Restate the entries word for word, omitting nothing.
## Start RECORDS FOR THIS EXERCISE
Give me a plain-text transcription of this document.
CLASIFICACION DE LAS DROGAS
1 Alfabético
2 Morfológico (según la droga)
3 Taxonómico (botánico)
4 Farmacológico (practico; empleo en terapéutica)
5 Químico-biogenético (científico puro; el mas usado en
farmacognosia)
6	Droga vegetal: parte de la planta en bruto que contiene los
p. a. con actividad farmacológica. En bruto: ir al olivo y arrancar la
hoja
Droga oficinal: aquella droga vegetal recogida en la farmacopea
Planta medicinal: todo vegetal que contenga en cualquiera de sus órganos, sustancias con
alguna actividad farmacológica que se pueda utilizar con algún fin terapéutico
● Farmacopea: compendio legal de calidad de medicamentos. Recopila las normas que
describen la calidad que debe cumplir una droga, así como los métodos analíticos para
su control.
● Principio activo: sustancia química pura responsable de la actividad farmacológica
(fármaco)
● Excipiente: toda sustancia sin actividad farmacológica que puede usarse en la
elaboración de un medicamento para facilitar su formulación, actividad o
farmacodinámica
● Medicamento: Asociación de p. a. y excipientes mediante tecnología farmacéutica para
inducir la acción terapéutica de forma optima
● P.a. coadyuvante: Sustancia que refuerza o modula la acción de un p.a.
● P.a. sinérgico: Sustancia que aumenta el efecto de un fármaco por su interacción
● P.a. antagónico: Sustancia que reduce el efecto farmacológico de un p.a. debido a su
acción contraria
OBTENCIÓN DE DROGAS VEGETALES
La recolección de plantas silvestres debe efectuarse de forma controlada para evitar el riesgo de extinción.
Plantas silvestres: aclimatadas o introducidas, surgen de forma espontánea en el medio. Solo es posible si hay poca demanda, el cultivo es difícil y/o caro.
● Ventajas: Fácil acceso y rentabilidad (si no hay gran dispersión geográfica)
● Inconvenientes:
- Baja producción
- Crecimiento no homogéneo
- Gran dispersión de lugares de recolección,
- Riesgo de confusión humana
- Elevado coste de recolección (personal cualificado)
## End RECORDS FOR THIS EXERCISE
EXERCISE OUTPUT:
Give me a plain-text transcription of this document.
CLASIFICACION DE LAS DROGAS
1 Alfabético
2 Morfológico (según la droga)
3 Taxonómico (botánico)
4 Farmacológico (practico; empleo en terapéutica)
5 Químico-biogenético (científico puro; el mas usado en
farmacognosia)
6	Droga vegetal: parte de la planta en bruto que contiene los
p. a. con actividad farmacológica. En bruto: ir al olivo y arrancar la
hoja
Droga oficinal: aquella droga vegetal recogida en la farmacopea
Planta medicinal: todo vegetal que contenga en cualquiera de sus órganos, sustancias con
alguna actividad farmacológica que se pueda utilizar con algún fin terapéutico
● Farmacopea: compendio legal de calidad de medicamentos. Recopila las normas que
describen la calidad que debe cumplir una droga, así como los métodos analíticos para
su control.
● Principio activo: sustancia química pura responsable de la actividad farmacológica
(fármaco)
● Excipiente: toda sustancia sin actividad farmacológica que puede usarse en la
elaboración de un medicamento para facilitar su formulación, actividad o
farmacodinámica
● Medicamento: Asociación de p. a. y excipientes mediante tecnología farmacéutica para
inducir la acción terapéutica de forma optima
● P.a. coadyuvante: Sustancia que refuerza o modula la acción de un p.a.
● P.a. sinérgico: Sustancia que aumenta el efecto de un fármaco por su interacción
● P.a. antagónico: Sustancia que reduce el efecto farmacológico de un p.a. debido a su
acción contraria
OBTENCIÓN DE DROGAS VEGETALES
La recolección de plantas silvestres debe efectuarse de forma controlada para evitar el riesgo de extinción.
Plantas silvestres: aclimatadas o introducidas, surgen de forma espontánea en el medio. Solo es posible si hay poca demanda, el cultivo es difícil y/o caro.
● Ventajas: Fácil acceso y rentabilidad (si no hay gran dispersión geográfica)
● Inconvenientes:
- Baja producción
- Crecimiento no homogéneo
- Gran dispersión de lugares de recolección,
- Riesgo de confusión humana
- Elevado coste de recolección (personal cualificado)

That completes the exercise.